- _Task to carry out_
Write out each entry, exactly the way it appears.

- _Extracted records_

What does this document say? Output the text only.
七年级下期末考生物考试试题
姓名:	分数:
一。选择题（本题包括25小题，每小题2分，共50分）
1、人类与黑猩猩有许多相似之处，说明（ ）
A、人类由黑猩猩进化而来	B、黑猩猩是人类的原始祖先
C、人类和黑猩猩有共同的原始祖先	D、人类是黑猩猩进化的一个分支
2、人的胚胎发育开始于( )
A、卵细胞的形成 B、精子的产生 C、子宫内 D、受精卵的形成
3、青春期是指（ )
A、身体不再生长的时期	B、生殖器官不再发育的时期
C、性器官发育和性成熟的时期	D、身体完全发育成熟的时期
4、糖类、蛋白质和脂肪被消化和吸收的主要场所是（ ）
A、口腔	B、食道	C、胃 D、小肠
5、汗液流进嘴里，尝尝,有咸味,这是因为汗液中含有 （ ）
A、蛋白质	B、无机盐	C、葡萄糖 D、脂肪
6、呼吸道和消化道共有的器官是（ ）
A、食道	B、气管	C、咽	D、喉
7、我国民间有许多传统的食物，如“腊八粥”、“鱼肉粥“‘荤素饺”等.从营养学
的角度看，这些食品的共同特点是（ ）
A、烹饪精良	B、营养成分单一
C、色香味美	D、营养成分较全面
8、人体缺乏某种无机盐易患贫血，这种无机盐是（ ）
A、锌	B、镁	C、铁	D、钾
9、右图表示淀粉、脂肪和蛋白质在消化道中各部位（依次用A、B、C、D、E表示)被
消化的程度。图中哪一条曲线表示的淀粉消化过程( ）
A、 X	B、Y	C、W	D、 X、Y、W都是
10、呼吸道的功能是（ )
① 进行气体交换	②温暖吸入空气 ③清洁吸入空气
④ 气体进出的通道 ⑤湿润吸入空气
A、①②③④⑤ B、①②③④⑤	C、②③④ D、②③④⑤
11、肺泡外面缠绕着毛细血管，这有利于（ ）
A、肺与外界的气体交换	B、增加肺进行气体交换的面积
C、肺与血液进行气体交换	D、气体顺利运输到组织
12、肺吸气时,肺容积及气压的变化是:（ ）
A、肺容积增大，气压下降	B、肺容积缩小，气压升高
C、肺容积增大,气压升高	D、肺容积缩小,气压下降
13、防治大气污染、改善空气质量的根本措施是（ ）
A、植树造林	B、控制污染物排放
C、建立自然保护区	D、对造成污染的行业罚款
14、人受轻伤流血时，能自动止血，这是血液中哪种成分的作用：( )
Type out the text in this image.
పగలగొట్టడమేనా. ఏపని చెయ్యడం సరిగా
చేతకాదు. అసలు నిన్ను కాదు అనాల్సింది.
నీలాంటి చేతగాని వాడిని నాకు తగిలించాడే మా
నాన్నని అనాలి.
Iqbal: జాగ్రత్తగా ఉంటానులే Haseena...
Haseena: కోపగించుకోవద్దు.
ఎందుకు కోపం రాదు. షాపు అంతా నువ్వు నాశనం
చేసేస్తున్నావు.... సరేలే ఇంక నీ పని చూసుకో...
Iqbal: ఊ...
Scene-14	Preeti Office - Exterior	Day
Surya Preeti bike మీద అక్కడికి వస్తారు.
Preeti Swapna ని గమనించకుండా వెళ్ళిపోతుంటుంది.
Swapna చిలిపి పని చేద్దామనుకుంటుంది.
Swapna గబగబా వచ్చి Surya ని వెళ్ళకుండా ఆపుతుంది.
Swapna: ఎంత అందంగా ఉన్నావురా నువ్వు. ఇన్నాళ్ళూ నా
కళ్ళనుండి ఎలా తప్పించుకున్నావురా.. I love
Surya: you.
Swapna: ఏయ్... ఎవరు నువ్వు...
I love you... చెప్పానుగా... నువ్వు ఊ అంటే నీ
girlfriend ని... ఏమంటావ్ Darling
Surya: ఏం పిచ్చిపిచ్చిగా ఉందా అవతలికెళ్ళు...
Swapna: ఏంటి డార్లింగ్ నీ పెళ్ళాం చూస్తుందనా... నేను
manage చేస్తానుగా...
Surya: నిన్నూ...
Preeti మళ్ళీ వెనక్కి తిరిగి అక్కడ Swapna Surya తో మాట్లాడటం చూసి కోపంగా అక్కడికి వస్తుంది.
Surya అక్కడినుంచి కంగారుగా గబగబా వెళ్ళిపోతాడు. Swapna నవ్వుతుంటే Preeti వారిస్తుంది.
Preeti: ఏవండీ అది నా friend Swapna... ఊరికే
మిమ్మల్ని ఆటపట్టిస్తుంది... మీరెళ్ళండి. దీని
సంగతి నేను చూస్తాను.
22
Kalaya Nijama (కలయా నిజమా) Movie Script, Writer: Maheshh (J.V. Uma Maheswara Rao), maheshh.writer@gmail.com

- _Solution to the exercise_
What does this document say? Output the text only.
七年级下期末考生物考试试题
姓名:	分数:
一。选择题（本题包括25小题，每小题2分，共50分）
1、人类与黑猩猩有许多相似之处，说明（ ）
A、人类由黑猩猩进化而来	B、黑猩猩是人类的原始祖先
C、人类和黑猩猩有共同的原始祖先	D、人类是黑猩猩进化的一个分支
2、人的胚胎发育开始于( )
A、卵细胞的形成 B、精子的产生 C、子宫内 D、受精卵的形成
3、青春期是指（ )
A、身体不再生长的时期	B、生殖器官不再发育的时期
C、性器官发育和性成熟的时期	D、身体完全发育成熟的时期
4、糖类、蛋白质和脂肪被消化和吸收的主要场所是（ ）
A、口腔	B、食道	C、胃 D、小肠
5、汗液流进嘴里，尝尝,有咸味,这是因为汗液中含有 （ ）
A、蛋白质	B、无机盐	C、葡萄糖 D、脂肪
6、呼吸道和消化道共有的器官是（ ）
A、食道	B、气管	C、咽	D、喉
7、我国民间有许多传统的食物，如“腊八粥”、“鱼肉粥“‘荤素饺”等.从营养学
的角度看，这些食品的共同特点是（ ）
A、烹饪精良	B、营养成分单一
C、色香味美	D、营养成分较全面
8、人体缺乏某种无机盐易患贫血，这种无机盐是（ ）
A、锌	B、镁	C、铁	D、钾
9、右图表示淀粉、脂肪和蛋白质在消化道中各部位（依次用A、B、C、D、E表示)被
消化的程度。图中哪一条曲线表示的淀粉消化过程( ）
A、 X	B、Y	C、W	D、 X、Y、W都是
10、呼吸道的功能是（ )
① 进行气体交换	②温暖吸入空气 ③清洁吸入空气
④ 气体进出的通道 ⑤湿润吸入空气
A、①②③④⑤ B、①②③④⑤	C、②③④ D、②③④⑤
11、肺泡外面缠绕着毛细血管，这有利于（ ）
A、肺与外界的气体交换	B、增加肺进行气体交换的面积
C、肺与血液进行气体交换	D、气体顺利运输到组织
12、肺吸气时,肺容积及气压的变化是:（ ）
A、肺容积增大，气压下降	B、肺容积缩小，气压升高
C、肺容积增大,气压升高	D、肺容积缩小,气压下降
13、防治大气污染、改善空气质量的根本措施是（ ）
A、植树造林	B、控制污染物排放
C、建立自然保护区	D、对造成污染的行业罚款
14、人受轻伤流血时，能自动止血，这是血液中哪种成分的作用：( )
Type out the text in this image.
పగలగొట్టడమేనా. ఏపని చెయ్యడం సరిగా
చేతకాదు. అసలు నిన్ను కాదు అనాల్సింది.
నీలాంటి చేతగాని వాడిని నాకు తగిలించాడే మా
నాన్నని అనాలి.
Iqbal: జాగ్రత్తగా ఉంటానులే Haseena...
Haseena: కోపగించుకోవద్దు.
ఎందుకు కోపం రాదు. షాపు అంతా నువ్వు నాశనం
చేసేస్తున్నావు.... సరేలే ఇంక నీ పని చూసుకో...
Iqbal: ఊ...
Scene-14	Preeti Office - Exterior	Day
Surya Preeti bike మీద అక్కడికి వస్తారు.
Preeti Swapna ని గమనించకుండా వెళ్ళిపోతుంటుంది.
Swapna చిలిపి పని చేద్దామనుకుంటుంది.
Swapna గబగబా వచ్చి Surya ని వెళ్ళకుండా ఆపుతుంది.
Swapna: ఎంత అందంగా ఉన్నావురా నువ్వు. ఇన్నాళ్ళూ నా
కళ్ళనుండి ఎలా తప్పించుకున్నావురా.. I love
Surya: you.
Swapna: ఏయ్... ఎవరు నువ్వు...
I love you... చెప్పానుగా... నువ్వు ఊ అంటే నీ
girlfriend ని... ఏమంటావ్ Darling
Surya: ఏం పిచ్చిపిచ్చిగా ఉందా అవతలికెళ్ళు...
Swapna: ఏంటి డార్లింగ్ నీ పెళ్ళాం చూస్తుందనా... నేను
manage చేస్తానుగా...
Surya: నిన్నూ...
Preeti మళ్ళీ వెనక్కి తిరిగి అక్కడ Swapna Surya తో మాట్లాడటం చూసి కోపంగా అక్కడికి వస్తుంది.
Surya అక్కడినుంచి కంగారుగా గబగబా వెళ్ళిపోతాడు. Swapna నవ్వుతుంటే Preeti వారిస్తుంది.
Preeti: ఏవండీ అది నా friend Swapna... ఊరికే
మిమ్మల్ని ఆటపట్టిస్తుంది... మీరెళ్ళండి. దీని
సంగతి నేను చూస్తాను.
22
Kalaya Nijama (కలయా నిజమా) Movie Script, Writer: Maheshh (J.V. Uma Maheswara Rao), maheshh.writer@gmail.com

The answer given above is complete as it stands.